Reproduce the listing below as it stands. Leave out each image.

[Opening RECORDED DATA section]

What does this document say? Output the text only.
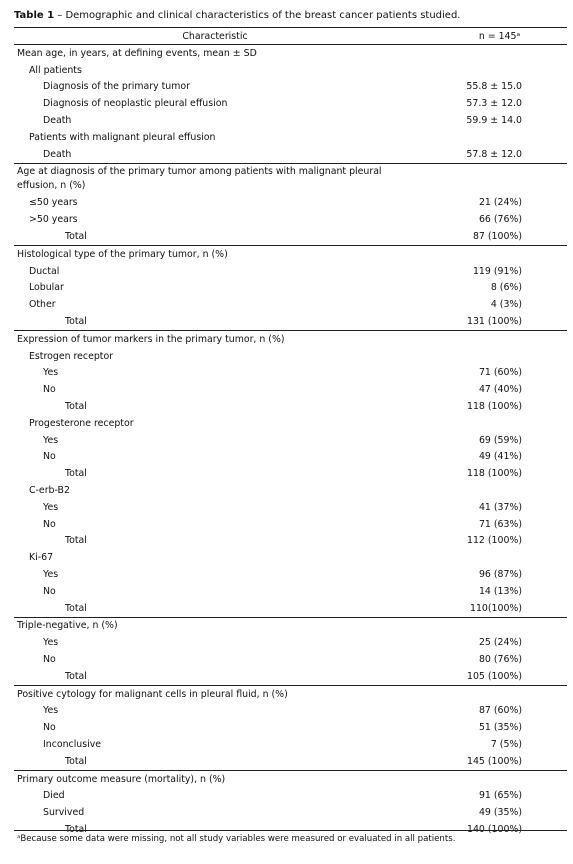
Table 1 – Demographic and clinical characteristics of the breast cancer patients studied.
Characteristic	n = 145ᵃ
Mean age, in years, at defining events, mean ± SD	
All patients	
Diagnosis of the primary tumor	55.8 ± 15.0
Diagnosis of neoplastic pleural effusion	57.3 ± 12.0
Death	59.9 ± 14.0
Patients with malignant pleural effusion	
Death	57.8 ± 12.0
Age at diagnosis of the primary tumor among patients with malignant pleural effusion, n (%)	
≤50 years	21 (24%)
>50 years	66 (76%)
Total	87 (100%)
Histological type of the primary tumor, n (%)	
Ductal	119 (91%)
Lobular	8 (6%)
Other	4 (3%)
Total	131 (100%)
Expression of tumor markers in the primary tumor, n (%)	
Estrogen receptor	
Yes	71 (60%)
No	47 (40%)
Total	118 (100%)
Progesterone receptor	
Yes	69 (59%)
No	49 (41%)
Total	118 (100%)
C-erb-B2	
Yes	41 (37%)
No	71 (63%)
Total	112 (100%)
Ki-67	
Yes	96 (87%)
No	14 (13%)
Total	110(100%)
Triple-negative, n (%)	
Yes	25 (24%)
No	80 (76%)
Total	105 (100%)
Positive cytology for malignant cells in pleural fluid, n (%)	
Yes	87 (60%)
No	51 (35%)
Inconclusive	7 (5%)
Total	145 (100%)
Primary outcome measure (mortality), n (%)	
Died	91 (65%)
Survived	49 (35%)
Total	140 (100%)
ᵃBecause some data were missing, not all study variables were measured or evaluated in all patients.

[Closing RECORDED DATA section]

RESULT OF THE TASK -
What does this document say? Output the text only.
Table 1 – Demographic and clinical characteristics of the breast cancer patients studied.
Characteristic	n = 145ᵃ
Mean age, in years, at defining events, mean ± SD	
All patients	
Diagnosis of the primary tumor	55.8 ± 15.0
Diagnosis of neoplastic pleural effusion	57.3 ± 12.0
Death	59.9 ± 14.0
Patients with malignant pleural effusion	
Death	57.8 ± 12.0
Age at diagnosis of the primary tumor among patients with malignant pleural effusion, n (%)	
≤50 years	21 (24%)
>50 years	66 (76%)
Total	87 (100%)
Histological type of the primary tumor, n (%)	
Ductal	119 (91%)
Lobular	8 (6%)
Other	4 (3%)
Total	131 (100%)
Expression of tumor markers in the primary tumor, n (%)	
Estrogen receptor	
Yes	71 (60%)
No	47 (40%)
Total	118 (100%)
Progesterone receptor	
Yes	69 (59%)
No	49 (41%)
Total	118 (100%)
C-erb-B2	
Yes	41 (37%)
No	71 (63%)
Total	112 (100%)
Ki-67	
Yes	96 (87%)
No	14 (13%)
Total	110(100%)
Triple-negative, n (%)	
Yes	25 (24%)
No	80 (76%)
Total	105 (100%)
Positive cytology for malignant cells in pleural fluid, n (%)	
Yes	87 (60%)
No	51 (35%)
Inconclusive	7 (5%)
Total	145 (100%)
Primary outcome measure (mortality), n (%)	
Died	91 (65%)
Survived	49 (35%)
Total	140 (100%)
ᵃBecause some data were missing, not all study variables were measured or evaluated in all patients.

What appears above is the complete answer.